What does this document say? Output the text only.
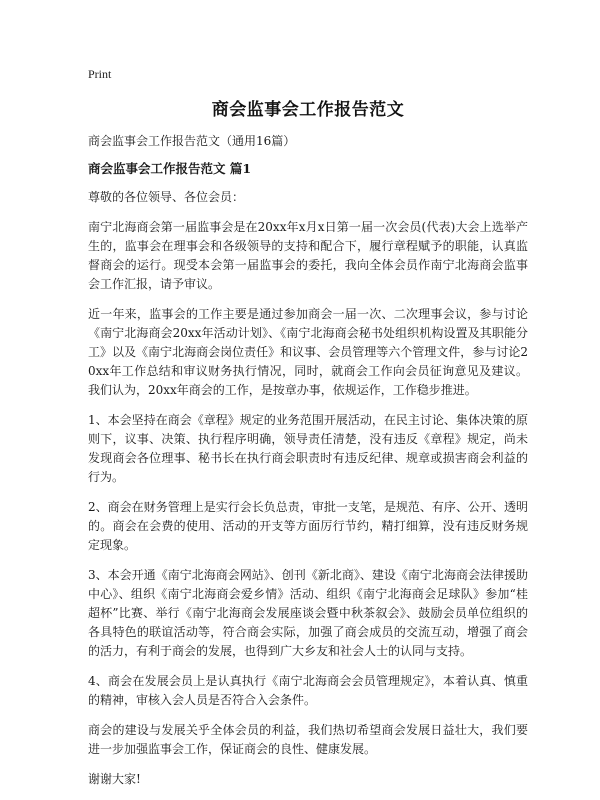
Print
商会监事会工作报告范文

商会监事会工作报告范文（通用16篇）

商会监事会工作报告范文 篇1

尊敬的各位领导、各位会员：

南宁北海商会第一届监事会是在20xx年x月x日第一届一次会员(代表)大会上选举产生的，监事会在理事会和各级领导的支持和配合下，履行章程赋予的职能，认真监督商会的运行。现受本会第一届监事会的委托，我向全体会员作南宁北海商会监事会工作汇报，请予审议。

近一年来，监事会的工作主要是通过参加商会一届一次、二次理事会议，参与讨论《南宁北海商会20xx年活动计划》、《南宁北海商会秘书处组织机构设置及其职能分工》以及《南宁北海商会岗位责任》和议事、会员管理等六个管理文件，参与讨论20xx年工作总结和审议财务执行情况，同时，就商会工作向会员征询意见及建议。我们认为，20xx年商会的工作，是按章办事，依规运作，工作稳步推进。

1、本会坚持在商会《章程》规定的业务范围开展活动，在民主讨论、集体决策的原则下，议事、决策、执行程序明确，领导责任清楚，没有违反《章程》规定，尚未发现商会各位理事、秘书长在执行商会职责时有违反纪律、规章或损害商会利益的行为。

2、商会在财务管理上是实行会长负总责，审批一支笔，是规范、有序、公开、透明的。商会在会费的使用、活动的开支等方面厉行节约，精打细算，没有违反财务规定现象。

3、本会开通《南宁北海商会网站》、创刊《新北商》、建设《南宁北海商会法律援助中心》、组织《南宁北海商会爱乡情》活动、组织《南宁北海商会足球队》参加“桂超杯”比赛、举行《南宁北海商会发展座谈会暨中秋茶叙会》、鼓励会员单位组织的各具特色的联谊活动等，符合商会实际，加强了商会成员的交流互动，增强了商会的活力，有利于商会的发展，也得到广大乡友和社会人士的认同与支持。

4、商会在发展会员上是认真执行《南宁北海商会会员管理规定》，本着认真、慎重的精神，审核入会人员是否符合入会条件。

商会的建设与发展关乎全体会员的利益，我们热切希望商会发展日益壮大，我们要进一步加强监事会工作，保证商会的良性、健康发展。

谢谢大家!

====

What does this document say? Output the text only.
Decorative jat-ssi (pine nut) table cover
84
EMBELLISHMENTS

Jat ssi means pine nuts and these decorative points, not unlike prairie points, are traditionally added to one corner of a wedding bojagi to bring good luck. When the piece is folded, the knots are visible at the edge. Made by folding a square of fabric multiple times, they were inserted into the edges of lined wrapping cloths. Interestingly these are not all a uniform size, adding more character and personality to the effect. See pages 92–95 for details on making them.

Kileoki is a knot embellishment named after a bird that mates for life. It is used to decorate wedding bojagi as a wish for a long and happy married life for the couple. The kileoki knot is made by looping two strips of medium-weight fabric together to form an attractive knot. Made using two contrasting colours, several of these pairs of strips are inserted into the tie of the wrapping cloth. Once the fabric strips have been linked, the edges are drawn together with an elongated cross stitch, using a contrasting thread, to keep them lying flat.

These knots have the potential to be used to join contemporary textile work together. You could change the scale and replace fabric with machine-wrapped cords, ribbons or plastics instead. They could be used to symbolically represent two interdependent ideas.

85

====

- TASK DETAILS -
Above are the entries; count how many of their lines contain the word "商会监事会工作报告范文" and give only that number.

- SOLVED EXERCISE -
3